* **Instruction**:
Please find all lines in the data that hold the string "this" and copy them.

* **Entries supplied**:
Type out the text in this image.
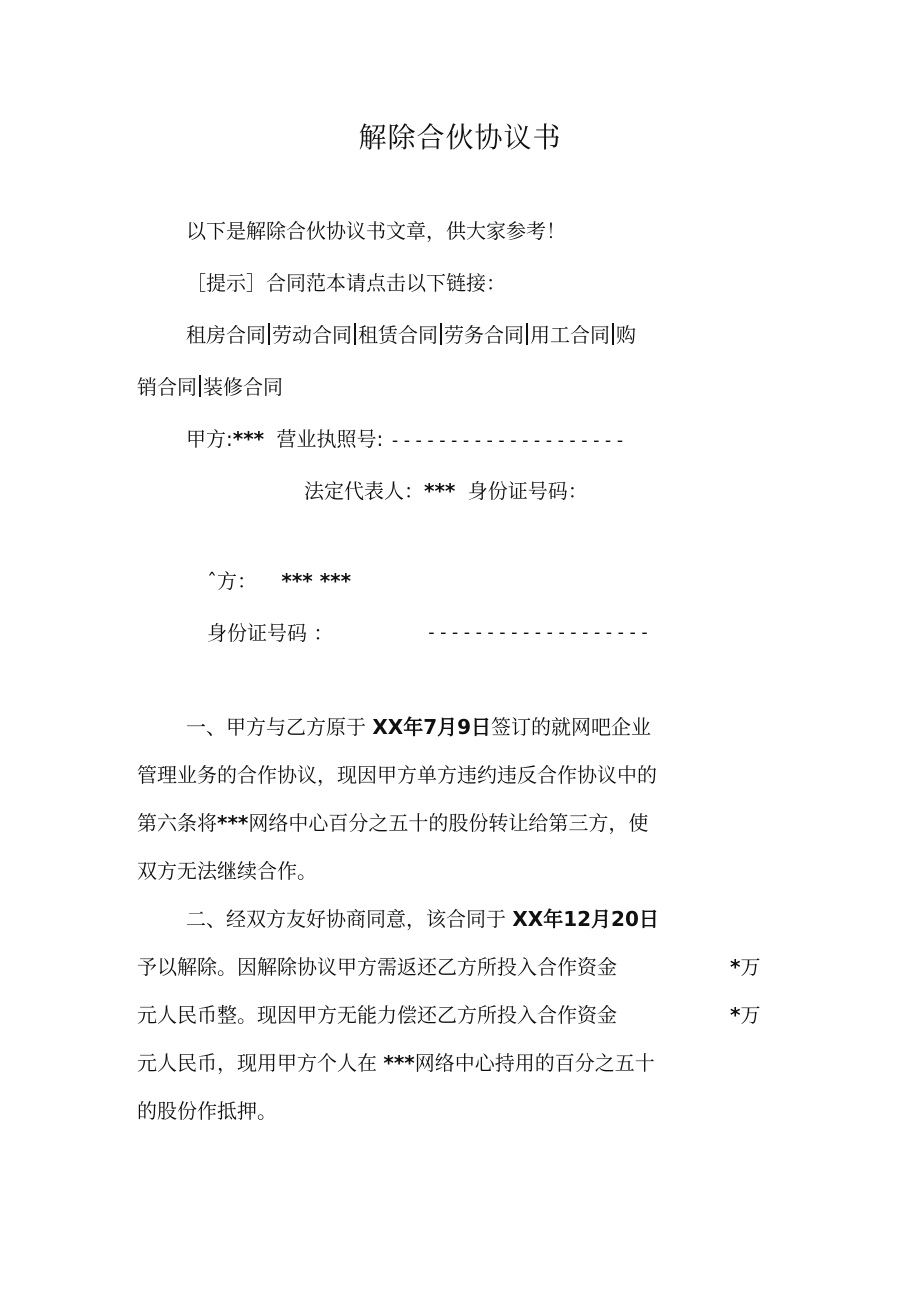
解除合伙协议书
以下是解除合伙协议书文章，供大家参考！
［提示］合同范本请点击以下链接：
租房合同 劳动合同 租赁合同 劳务合同 用工合同 购
销合同 装修合同
甲方:*** 营业执照号: --------------------
法定代表人：*** 身份证号码：
ˆ方： *** ***
身份证号码 ：	-------------------
一、甲方与乙方原于 XX年7月9日签订的就网吧企业
管理业务的合作协议，现因甲方单方违约违反合作协议中的
第六条将***网络中心百分之五十的股份转让给第三方，使
双方无法继续合作。
二、经双方友好协商同意，该合同于 XX年12月20日
予以解除。因解除协议甲方需返还乙方所投入合作资金	*万
元人民币整。现因甲方无能力偿还乙方所投入合作资金	*万
元人民币，现用甲方个人在 ***网络中心持用的百分之五十
的股份作抵押。
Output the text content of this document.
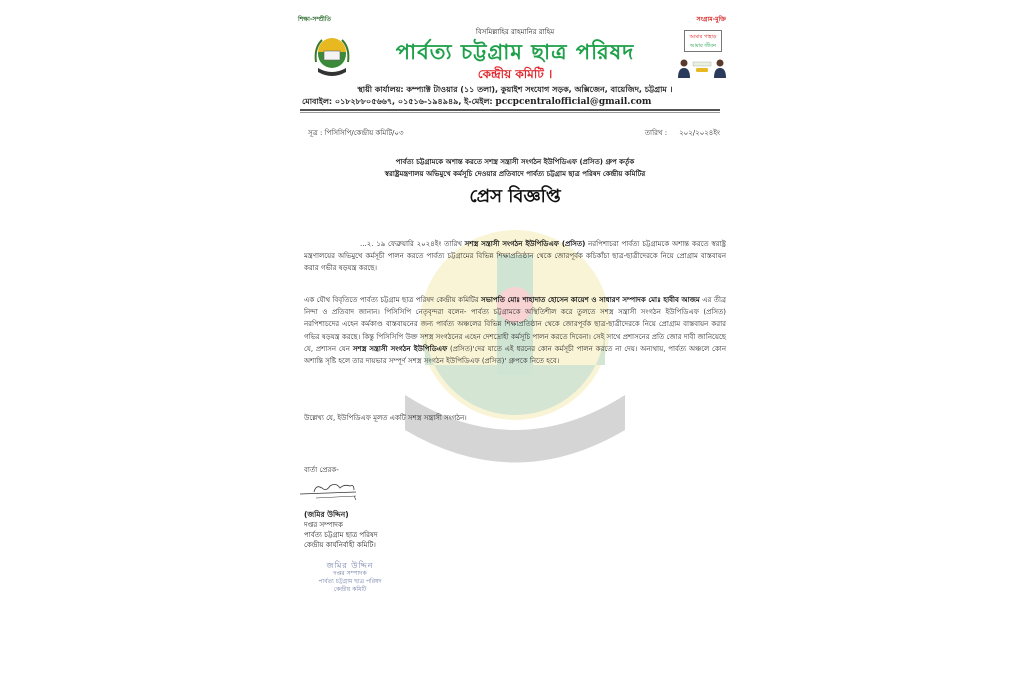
শিক্ষা-সম্প্রীতি	সংগ্রাম-মুক্তি
বিসমিল্লাহির রাহমানির রাহিম
পার্বত্য চট্টগ্রাম ছাত্র পরিষদ
কেন্দ্রীয় কমিটি ।
আমার পাহাড়
আমার জীবন
স্থায়ী কার্যালয়: কম্প্যাক্ট টাওয়ার (১১ তলা), কুয়াইশ সংযোগ সড়ক, অক্সিজেন, বায়েজিদ, চট্টগ্রাম ।
মোবাইল: ০১৮২৮৮০৫৬৬৭, ০১৫১৬-১৯৪৯৪৯, ই-মেইল: pccpcentralofficial@gmail.com
সূত্র : পিসিসিপি/কেন্দ্রীয় কমিটি/০৩	তারিখ : ২০২/২০২৪ইং
পার্বত্য চট্টগ্রামকে অশান্ত করতে সশস্ত্র সন্ত্রাসী সংগঠন ইউপিডিএফ (প্রসিত) গ্রুপ কর্তৃক
স্বরাষ্ট্রমন্ত্রণালয় অভিমুখে কর্মসূচি দেওয়ার প্রতিবাদে পার্বত্য চট্টগ্রাম ছাত্র পরিষদ কেন্দ্রীয় কমিটির
প্রেস বিজ্ঞপ্তি
...২. ১৯ ফেব্রুয়ারি ২০২৪ইং তারিখ সশস্ত্র সন্ত্রাসী সংগঠন ইউপিডিএফ (প্রসিত) নরপিশাচরা পার্বত্য চট্টগ্রামকে অশান্ত করতে স্বরাষ্ট্র মন্ত্রণালয়ের অভিমুখে কর্মসূচী পালন করতে পার্বত্য চট্টগ্রামের বিভিন্ন শিক্ষাপ্রতিষ্ঠান থেকে জোরপূর্বক কচিকাঁচা ছাত্র-ছাত্রীদেরকে নিয়ে প্রোগ্রাম বাস্তবায়ন করার গভীর ষড়যন্ত্র করছে।
এক যৌথ বিবৃতিতে পার্বত্য চট্টগ্রাম ছাত্র পরিষদ কেন্দ্রীয় কমিটির সভাপতি মোঃ শাহাদাত হোসেন কায়েশ ও সাধারণ সম্পাদক মোঃ হাবীব আজম এর তীব্র নিন্দা ও প্রতিবাদ জানান। পিসিসিপি নেতৃবৃন্দরা বলেন- পার্বত্য চট্টগ্রামকে অস্থিতিশীল করে তুলতে সশস্ত্র সন্ত্রাসী সংগঠন ইউপিডিএফ (প্রসিত) নরপিশাচদের এহেন কর্মকাণ্ড বাস্তবায়নের জন্য পার্বত্য অঞ্চলের বিভিন্ন শিক্ষাপ্রতিষ্ঠান থেকে জোরপূর্বক ছাত্র-ছাত্রীদেরকে নিয়ে প্রোগ্রাম বাস্তবায়ন করার গভির ষড়যন্ত্র করছে। কিন্তু পিসিসিপি উক্ত সশস্ত্র সংগঠনের এহেন দেশদ্রোহী কর্মসূচি পালন করতে দিবেনা। সেই সাথে প্রশাসনের প্রতি জোর দাবী জানিয়েছে যে, প্রশাসন যেন সশস্ত্র সন্ত্রাসী সংগঠন ইউপিডিএফ (প্রসিত)'দের যাতে এই ধরনের কোন কর্মসূচী পালন করতে না দেয়। অন্যথায়, পার্বত্য অঞ্চলে কোন অশান্তি সৃষ্টি হলে তার দায়ভার সম্পূর্ণ সশস্ত্র সংগঠন ইউপিডিএফ (প্রসিত)' গ্রুপকে নিতে হবে।
উল্লেখ্য যে, ইউপিডিএফ মূলত একটি সশস্ত্র সন্ত্রাসী সংগঠন।
বার্তা প্রেরক-
(জমির উদ্দিন)
দপ্তর সম্পাদক
পার্বত্য চট্টগ্রাম ছাত্র পরিষদ
কেন্দ্রীয় কার্যনির্বাহী কমিটি।
জমির উদ্দিন
দপ্তর সম্পাদক
পার্বত্য চট্টগ্রাম ছাত্র পরিষদ
কেন্দ্রীয় কমিটি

* **Solution**:
Type out the text in this image.
Output the text content of this document.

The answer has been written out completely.